An exact reproduction of the records is required, with all images left out.

--- START OF Data lines ---

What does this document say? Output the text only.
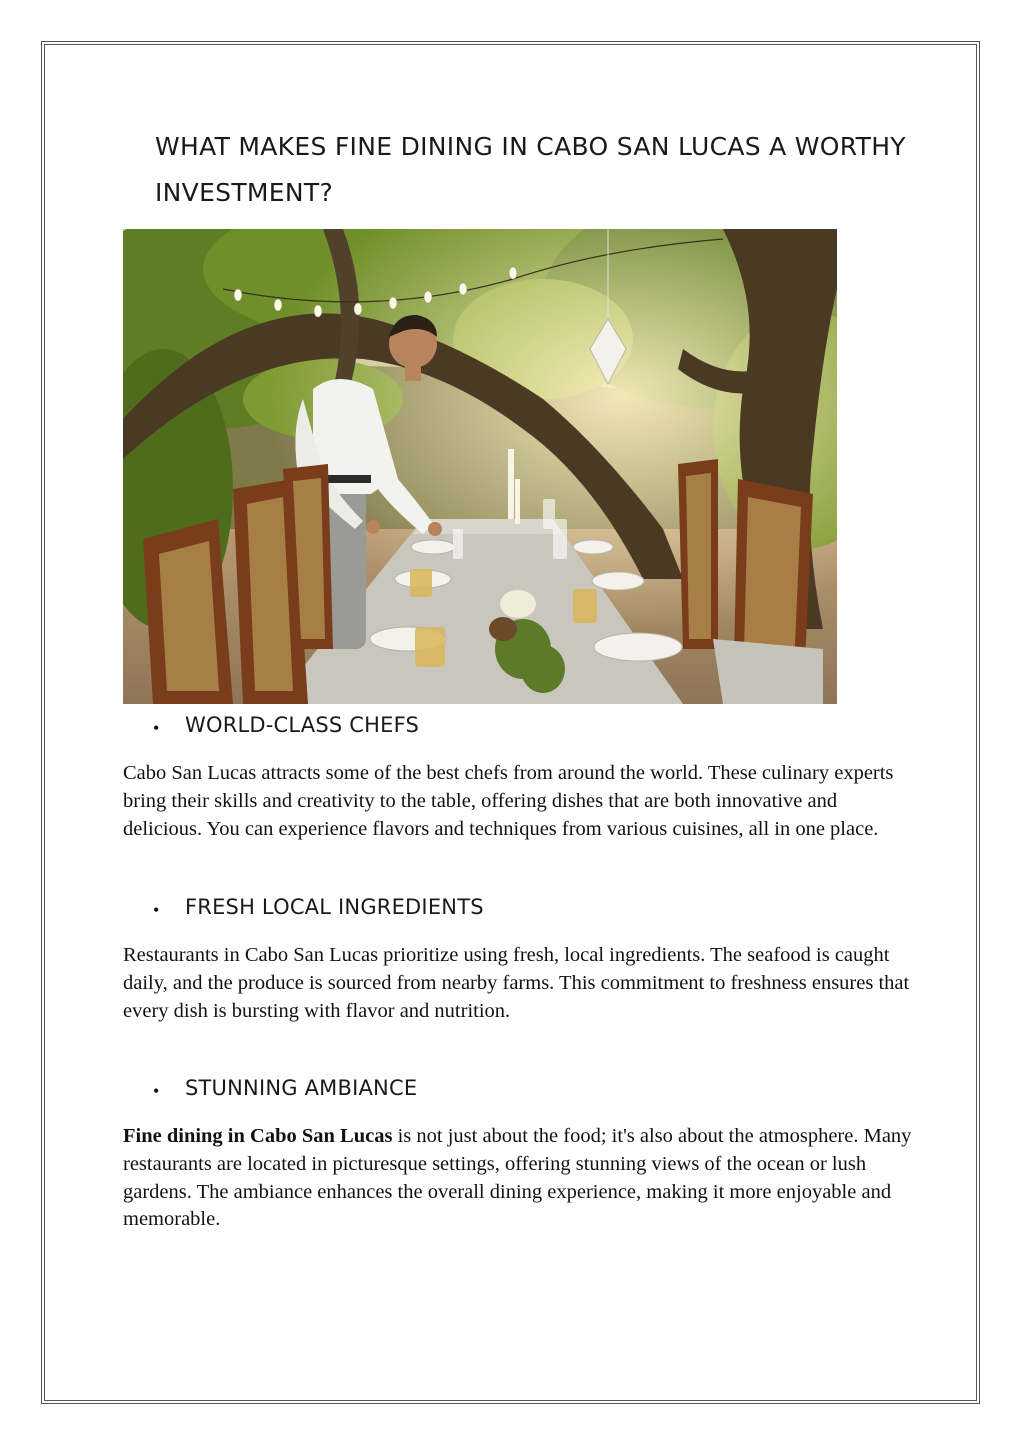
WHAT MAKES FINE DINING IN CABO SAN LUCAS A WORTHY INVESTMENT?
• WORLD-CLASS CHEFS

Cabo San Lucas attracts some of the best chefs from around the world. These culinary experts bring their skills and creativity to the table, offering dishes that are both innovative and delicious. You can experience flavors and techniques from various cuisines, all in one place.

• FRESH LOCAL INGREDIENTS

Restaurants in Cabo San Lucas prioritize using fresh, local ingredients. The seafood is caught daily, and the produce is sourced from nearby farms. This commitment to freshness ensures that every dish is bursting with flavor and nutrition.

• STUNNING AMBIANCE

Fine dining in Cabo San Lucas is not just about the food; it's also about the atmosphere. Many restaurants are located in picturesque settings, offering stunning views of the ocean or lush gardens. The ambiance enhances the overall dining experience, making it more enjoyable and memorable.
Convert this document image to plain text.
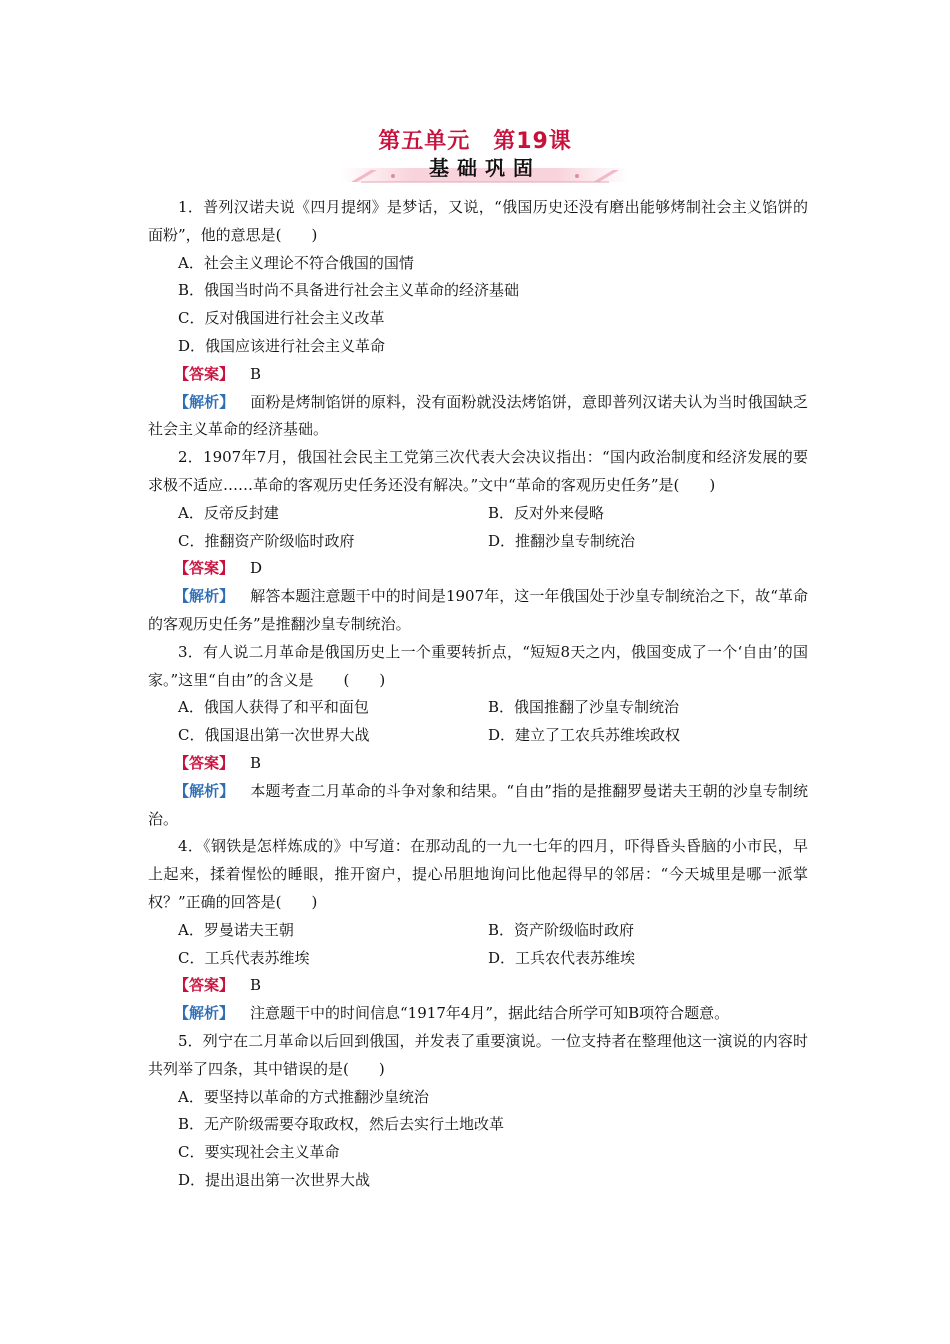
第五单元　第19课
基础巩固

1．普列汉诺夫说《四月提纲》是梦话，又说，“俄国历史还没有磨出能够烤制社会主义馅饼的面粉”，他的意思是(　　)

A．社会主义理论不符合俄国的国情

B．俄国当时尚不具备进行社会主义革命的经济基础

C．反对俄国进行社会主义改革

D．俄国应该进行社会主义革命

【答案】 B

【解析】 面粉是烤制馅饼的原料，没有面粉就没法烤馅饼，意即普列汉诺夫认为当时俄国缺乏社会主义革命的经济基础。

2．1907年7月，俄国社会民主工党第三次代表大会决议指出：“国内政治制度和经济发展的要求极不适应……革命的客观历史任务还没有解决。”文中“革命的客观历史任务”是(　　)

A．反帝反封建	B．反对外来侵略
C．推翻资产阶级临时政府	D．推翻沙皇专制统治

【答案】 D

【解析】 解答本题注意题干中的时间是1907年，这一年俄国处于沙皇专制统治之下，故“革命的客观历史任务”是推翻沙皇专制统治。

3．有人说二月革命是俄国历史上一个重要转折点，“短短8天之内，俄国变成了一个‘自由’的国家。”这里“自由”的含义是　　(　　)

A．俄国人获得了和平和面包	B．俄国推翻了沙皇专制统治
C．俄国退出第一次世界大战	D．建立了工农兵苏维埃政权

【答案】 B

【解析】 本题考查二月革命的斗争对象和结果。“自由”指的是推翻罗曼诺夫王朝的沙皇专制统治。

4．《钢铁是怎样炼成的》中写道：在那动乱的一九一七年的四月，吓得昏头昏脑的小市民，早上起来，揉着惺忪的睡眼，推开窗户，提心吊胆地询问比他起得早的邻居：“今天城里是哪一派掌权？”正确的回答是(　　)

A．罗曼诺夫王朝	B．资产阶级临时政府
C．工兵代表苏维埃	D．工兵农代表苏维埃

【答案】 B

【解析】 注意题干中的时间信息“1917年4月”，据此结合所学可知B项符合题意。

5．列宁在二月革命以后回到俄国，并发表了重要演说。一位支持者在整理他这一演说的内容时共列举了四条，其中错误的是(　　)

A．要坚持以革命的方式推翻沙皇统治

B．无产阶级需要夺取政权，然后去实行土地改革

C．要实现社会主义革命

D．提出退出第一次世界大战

--- END OF Data lines ---

▶ _Written solution_:
What does this document say? Output the text only.
WHAT MAKES FINE DINING IN CABO SAN LUCAS A WORTHY INVESTMENT?
• WORLD-CLASS CHEFS

Cabo San Lucas attracts some of the best chefs from around the world. These culinary experts bring their skills and creativity to the table, offering dishes that are both innovative and delicious. You can experience flavors and techniques from various cuisines, all in one place.

• FRESH LOCAL INGREDIENTS

Restaurants in Cabo San Lucas prioritize using fresh, local ingredients. The seafood is caught daily, and the produce is sourced from nearby farms. This commitment to freshness ensures that every dish is bursting with flavor and nutrition.

• STUNNING AMBIANCE

Fine dining in Cabo San Lucas is not just about the food; it's also about the atmosphere. Many restaurants are located in picturesque settings, offering stunning views of the ocean or lush gardens. The ambiance enhances the overall dining experience, making it more enjoyable and memorable.
Convert this document image to plain text.
第五单元　第19课
基础巩固

1．普列汉诺夫说《四月提纲》是梦话，又说，“俄国历史还没有磨出能够烤制社会主义馅饼的面粉”，他的意思是(　　)

A．社会主义理论不符合俄国的国情

B．俄国当时尚不具备进行社会主义革命的经济基础

C．反对俄国进行社会主义改革

D．俄国应该进行社会主义革命

【答案】 B

【解析】 面粉是烤制馅饼的原料，没有面粉就没法烤馅饼，意即普列汉诺夫认为当时俄国缺乏社会主义革命的经济基础。

2．1907年7月，俄国社会民主工党第三次代表大会决议指出：“国内政治制度和经济发展的要求极不适应……革命的客观历史任务还没有解决。”文中“革命的客观历史任务”是(　　)

A．反帝反封建	B．反对外来侵略
C．推翻资产阶级临时政府	D．推翻沙皇专制统治

【答案】 D

【解析】 解答本题注意题干中的时间是1907年，这一年俄国处于沙皇专制统治之下，故“革命的客观历史任务”是推翻沙皇专制统治。

3．有人说二月革命是俄国历史上一个重要转折点，“短短8天之内，俄国变成了一个‘自由’的国家。”这里“自由”的含义是　　(　　)

A．俄国人获得了和平和面包	B．俄国推翻了沙皇专制统治
C．俄国退出第一次世界大战	D．建立了工农兵苏维埃政权

【答案】 B

【解析】 本题考查二月革命的斗争对象和结果。“自由”指的是推翻罗曼诺夫王朝的沙皇专制统治。

4．《钢铁是怎样炼成的》中写道：在那动乱的一九一七年的四月，吓得昏头昏脑的小市民，早上起来，揉着惺忪的睡眼，推开窗户，提心吊胆地询问比他起得早的邻居：“今天城里是哪一派掌权？”正确的回答是(　　)

A．罗曼诺夫王朝	B．资产阶级临时政府
C．工兵代表苏维埃	D．工兵农代表苏维埃

【答案】 B

【解析】 注意题干中的时间信息“1917年4月”，据此结合所学可知B项符合题意。

5．列宁在二月革命以后回到俄国，并发表了重要演说。一位支持者在整理他这一演说的内容时共列举了四条，其中错误的是(　　)

A．要坚持以革命的方式推翻沙皇统治

B．无产阶级需要夺取政权，然后去实行土地改革

C．要实现社会主义革命

D．提出退出第一次世界大战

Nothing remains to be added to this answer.